## STORED DATA
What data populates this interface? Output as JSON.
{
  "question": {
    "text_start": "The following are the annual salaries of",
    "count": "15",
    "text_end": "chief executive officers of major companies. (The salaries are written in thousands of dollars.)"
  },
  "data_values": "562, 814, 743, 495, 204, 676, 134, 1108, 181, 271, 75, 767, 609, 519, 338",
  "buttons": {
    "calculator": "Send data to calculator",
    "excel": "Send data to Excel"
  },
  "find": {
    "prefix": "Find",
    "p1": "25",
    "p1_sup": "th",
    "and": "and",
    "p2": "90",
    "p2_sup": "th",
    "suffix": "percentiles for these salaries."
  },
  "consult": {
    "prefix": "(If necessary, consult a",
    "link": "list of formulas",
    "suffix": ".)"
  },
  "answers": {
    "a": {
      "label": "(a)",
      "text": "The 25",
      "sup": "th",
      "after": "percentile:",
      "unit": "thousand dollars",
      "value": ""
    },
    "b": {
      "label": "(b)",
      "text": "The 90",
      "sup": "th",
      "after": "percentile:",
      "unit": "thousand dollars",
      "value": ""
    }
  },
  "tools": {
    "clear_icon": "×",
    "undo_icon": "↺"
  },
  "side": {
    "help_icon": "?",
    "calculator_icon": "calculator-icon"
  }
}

## PROBLEM TO SOLVE
Determine how many lines in the listing above hold the string "prefix", then write only the number.

## RESULT FOR THIS EXERCISE
2